▶ [The task] Retype the whole listing verbatim and keep the pictures out of it.

[BEGIN Record excerpts]

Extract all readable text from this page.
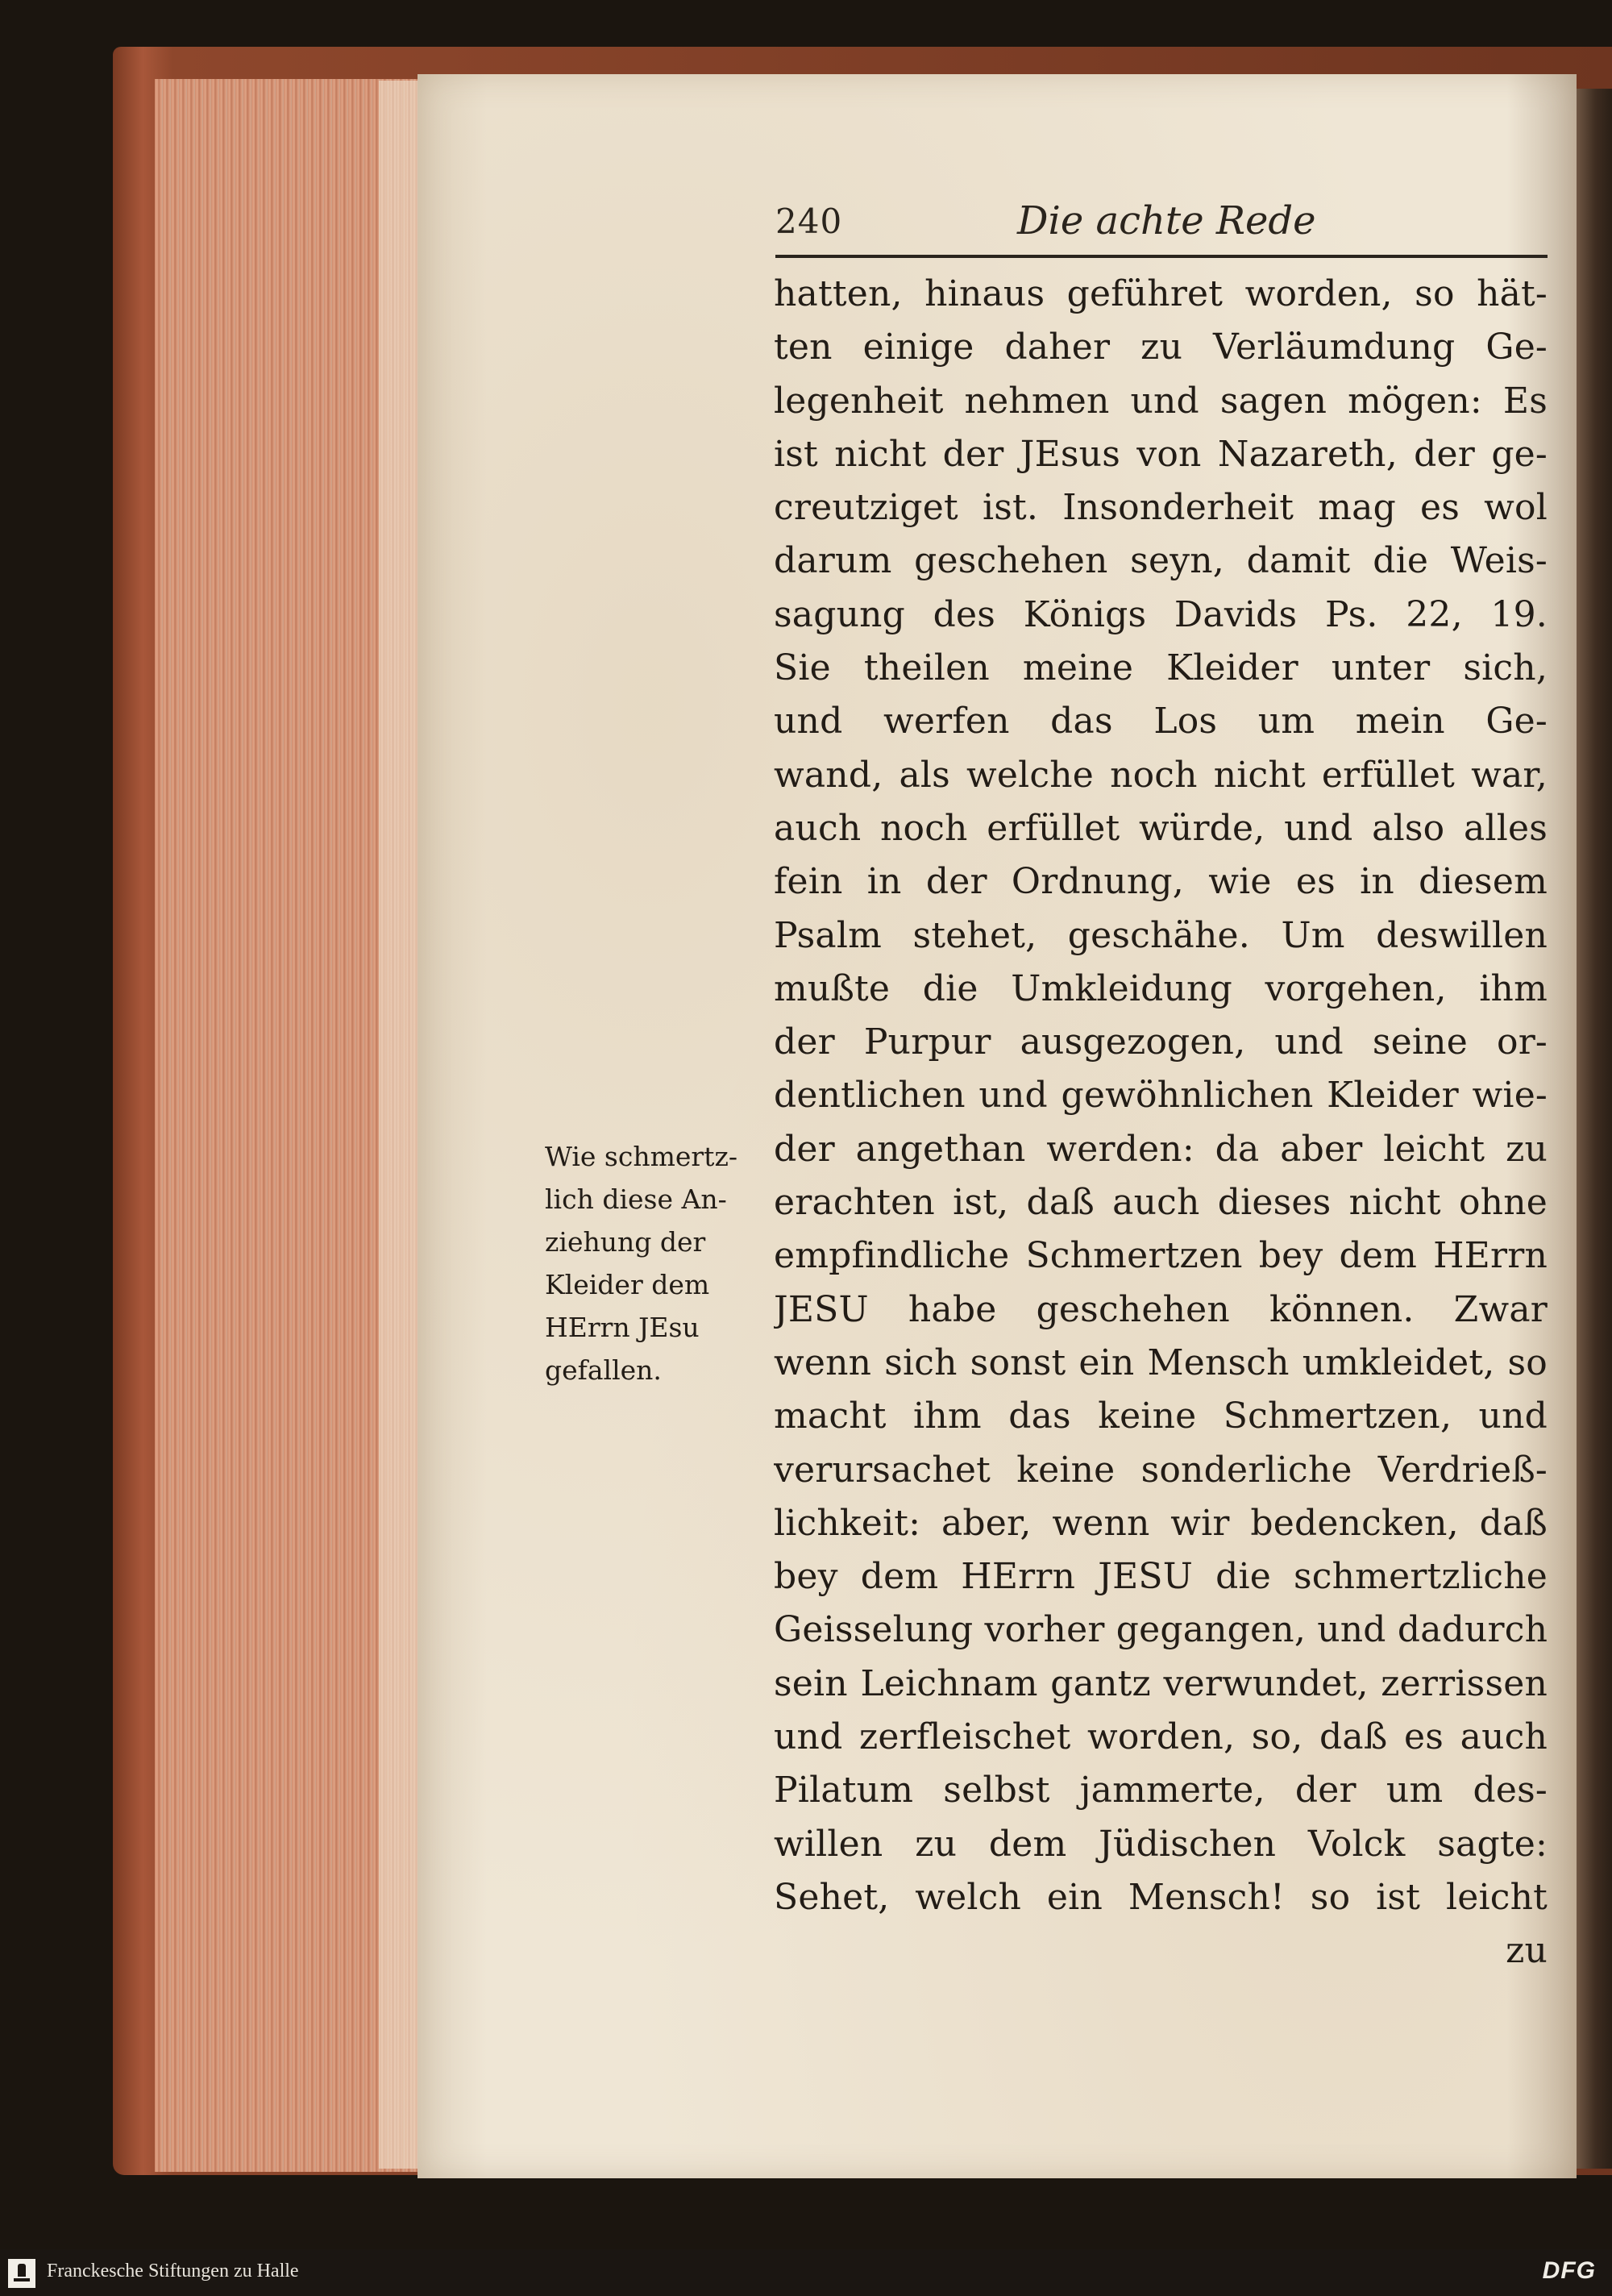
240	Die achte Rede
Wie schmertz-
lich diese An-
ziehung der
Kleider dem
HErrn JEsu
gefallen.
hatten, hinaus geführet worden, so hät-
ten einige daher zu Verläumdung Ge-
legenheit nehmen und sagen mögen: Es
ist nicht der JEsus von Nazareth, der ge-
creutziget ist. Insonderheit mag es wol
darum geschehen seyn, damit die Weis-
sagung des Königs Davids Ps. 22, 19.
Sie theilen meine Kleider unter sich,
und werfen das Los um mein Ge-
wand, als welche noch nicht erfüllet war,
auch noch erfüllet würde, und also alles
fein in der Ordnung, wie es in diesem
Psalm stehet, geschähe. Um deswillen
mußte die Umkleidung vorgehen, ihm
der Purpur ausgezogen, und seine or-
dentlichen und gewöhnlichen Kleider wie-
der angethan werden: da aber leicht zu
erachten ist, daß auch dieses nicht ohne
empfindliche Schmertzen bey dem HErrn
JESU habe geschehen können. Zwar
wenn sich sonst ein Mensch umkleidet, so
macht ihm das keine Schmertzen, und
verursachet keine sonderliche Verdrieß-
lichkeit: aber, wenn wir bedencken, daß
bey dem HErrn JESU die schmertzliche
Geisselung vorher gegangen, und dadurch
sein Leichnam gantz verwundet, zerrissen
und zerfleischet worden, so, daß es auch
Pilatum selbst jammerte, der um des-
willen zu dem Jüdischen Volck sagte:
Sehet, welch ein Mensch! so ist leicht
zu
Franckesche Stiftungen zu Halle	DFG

[END Record excerpts]

▶ [The output]
Extract all readable text from this page.
240	Die achte Rede
Wie schmertz-
lich diese An-
ziehung der
Kleider dem
HErrn JEsu
gefallen.
hatten, hinaus geführet worden, so hät-
ten einige daher zu Verläumdung Ge-
legenheit nehmen und sagen mögen: Es
ist nicht der JEsus von Nazareth, der ge-
creutziget ist. Insonderheit mag es wol
darum geschehen seyn, damit die Weis-
sagung des Königs Davids Ps. 22, 19.
Sie theilen meine Kleider unter sich,
und werfen das Los um mein Ge-
wand, als welche noch nicht erfüllet war,
auch noch erfüllet würde, und also alles
fein in der Ordnung, wie es in diesem
Psalm stehet, geschähe. Um deswillen
mußte die Umkleidung vorgehen, ihm
der Purpur ausgezogen, und seine or-
dentlichen und gewöhnlichen Kleider wie-
der angethan werden: da aber leicht zu
erachten ist, daß auch dieses nicht ohne
empfindliche Schmertzen bey dem HErrn
JESU habe geschehen können. Zwar
wenn sich sonst ein Mensch umkleidet, so
macht ihm das keine Schmertzen, und
verursachet keine sonderliche Verdrieß-
lichkeit: aber, wenn wir bedencken, daß
bey dem HErrn JESU die schmertzliche
Geisselung vorher gegangen, und dadurch
sein Leichnam gantz verwundet, zerrissen
und zerfleischet worden, so, daß es auch
Pilatum selbst jammerte, der um des-
willen zu dem Jüdischen Volck sagte:
Sehet, welch ein Mensch! so ist leicht
zu
Franckesche Stiftungen zu Halle	DFG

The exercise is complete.